## Record list
-------

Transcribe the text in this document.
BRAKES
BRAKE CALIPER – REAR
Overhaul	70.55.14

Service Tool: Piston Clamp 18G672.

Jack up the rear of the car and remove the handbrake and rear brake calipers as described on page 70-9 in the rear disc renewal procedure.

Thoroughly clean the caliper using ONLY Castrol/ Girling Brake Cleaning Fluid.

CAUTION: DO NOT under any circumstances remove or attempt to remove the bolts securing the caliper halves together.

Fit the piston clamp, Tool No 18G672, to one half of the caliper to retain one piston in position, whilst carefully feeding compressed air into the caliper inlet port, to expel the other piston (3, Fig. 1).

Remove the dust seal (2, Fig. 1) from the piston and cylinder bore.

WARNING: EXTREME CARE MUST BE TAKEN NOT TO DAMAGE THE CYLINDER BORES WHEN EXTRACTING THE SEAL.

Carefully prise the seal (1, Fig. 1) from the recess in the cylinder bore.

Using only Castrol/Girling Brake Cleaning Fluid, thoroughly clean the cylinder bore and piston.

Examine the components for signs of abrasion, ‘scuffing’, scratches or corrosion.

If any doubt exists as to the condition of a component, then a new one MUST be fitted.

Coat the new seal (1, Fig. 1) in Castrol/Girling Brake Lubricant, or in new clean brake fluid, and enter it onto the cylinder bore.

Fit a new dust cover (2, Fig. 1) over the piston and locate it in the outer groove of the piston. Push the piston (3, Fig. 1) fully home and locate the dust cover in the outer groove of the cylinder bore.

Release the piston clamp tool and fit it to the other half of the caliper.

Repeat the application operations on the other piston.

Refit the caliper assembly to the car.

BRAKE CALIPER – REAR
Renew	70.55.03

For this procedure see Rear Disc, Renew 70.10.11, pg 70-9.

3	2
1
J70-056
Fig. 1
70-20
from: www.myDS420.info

-------

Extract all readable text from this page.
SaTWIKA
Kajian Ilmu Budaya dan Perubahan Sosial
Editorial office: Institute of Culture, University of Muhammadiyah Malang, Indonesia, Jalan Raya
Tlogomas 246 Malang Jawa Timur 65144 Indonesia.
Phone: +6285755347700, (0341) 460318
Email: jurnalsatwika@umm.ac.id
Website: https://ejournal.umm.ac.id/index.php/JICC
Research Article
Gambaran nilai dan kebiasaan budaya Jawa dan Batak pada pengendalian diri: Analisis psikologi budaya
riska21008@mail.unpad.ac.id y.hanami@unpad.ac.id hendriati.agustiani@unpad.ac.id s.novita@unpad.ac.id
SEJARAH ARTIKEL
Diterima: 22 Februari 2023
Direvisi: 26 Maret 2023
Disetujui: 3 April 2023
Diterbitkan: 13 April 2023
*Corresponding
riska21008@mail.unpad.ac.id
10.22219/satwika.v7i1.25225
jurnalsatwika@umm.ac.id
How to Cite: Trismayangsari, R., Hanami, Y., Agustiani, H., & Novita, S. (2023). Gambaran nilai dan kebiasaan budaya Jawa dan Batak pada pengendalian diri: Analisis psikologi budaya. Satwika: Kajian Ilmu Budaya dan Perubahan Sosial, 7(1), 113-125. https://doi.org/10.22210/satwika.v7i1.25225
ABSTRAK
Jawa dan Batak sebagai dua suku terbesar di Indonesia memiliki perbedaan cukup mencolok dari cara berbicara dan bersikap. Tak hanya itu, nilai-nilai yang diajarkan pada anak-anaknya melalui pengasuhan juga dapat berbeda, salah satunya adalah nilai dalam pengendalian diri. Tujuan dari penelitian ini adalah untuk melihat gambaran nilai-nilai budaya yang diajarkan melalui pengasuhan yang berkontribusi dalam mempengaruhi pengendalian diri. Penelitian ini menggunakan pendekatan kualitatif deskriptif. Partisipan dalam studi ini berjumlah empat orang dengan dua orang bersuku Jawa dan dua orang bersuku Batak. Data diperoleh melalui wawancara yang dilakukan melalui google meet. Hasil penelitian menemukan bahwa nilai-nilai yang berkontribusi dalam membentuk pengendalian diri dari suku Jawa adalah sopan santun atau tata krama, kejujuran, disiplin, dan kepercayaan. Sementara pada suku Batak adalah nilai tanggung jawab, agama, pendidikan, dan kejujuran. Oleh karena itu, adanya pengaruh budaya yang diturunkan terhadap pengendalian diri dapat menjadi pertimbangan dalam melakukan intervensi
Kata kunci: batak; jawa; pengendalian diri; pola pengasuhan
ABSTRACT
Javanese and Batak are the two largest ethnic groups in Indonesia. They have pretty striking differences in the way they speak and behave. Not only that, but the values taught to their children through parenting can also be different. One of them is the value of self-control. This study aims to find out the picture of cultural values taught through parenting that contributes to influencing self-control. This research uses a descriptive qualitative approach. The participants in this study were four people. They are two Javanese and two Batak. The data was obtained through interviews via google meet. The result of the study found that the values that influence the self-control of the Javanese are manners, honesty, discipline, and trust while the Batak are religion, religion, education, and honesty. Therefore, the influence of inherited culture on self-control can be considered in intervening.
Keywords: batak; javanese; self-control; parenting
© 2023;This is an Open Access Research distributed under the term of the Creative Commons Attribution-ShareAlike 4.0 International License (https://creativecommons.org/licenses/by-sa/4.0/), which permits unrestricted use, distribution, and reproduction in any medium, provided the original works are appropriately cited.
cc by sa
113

-------

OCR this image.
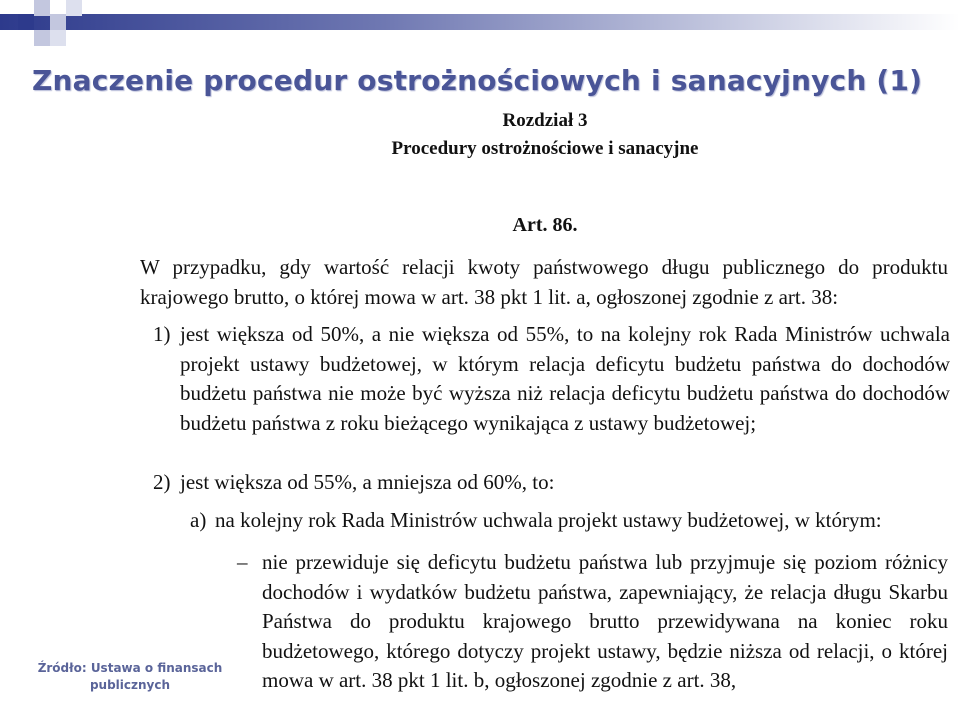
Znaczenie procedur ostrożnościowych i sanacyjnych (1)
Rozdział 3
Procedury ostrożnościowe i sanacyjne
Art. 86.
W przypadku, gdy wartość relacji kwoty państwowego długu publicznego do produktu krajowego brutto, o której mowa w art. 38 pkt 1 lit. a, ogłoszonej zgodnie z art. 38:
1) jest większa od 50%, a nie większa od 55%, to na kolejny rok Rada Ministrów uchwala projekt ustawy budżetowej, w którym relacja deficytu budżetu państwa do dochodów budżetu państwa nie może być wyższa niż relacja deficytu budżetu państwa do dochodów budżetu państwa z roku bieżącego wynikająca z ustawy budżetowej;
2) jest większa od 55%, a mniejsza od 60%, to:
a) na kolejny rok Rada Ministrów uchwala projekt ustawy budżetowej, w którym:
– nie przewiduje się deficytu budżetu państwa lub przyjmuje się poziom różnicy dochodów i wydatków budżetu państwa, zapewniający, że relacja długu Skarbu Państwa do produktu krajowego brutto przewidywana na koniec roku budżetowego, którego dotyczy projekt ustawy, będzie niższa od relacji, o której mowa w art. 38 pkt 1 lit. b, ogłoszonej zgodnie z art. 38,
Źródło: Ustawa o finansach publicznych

-------

## Set exercise
Copy whichever lines in the listing above contain the word "other".

## Exercise answer
Fit the piston clamp, Tool No 18G672, to one half of the caliper to retain one piston in position, whilst carefully feeding compressed air into the caliper inlet port, to expel the other piston (3, Fig. 1).
Release the piston clamp tool and fit it to the other half of the caliper.
Repeat the application operations on the other piston.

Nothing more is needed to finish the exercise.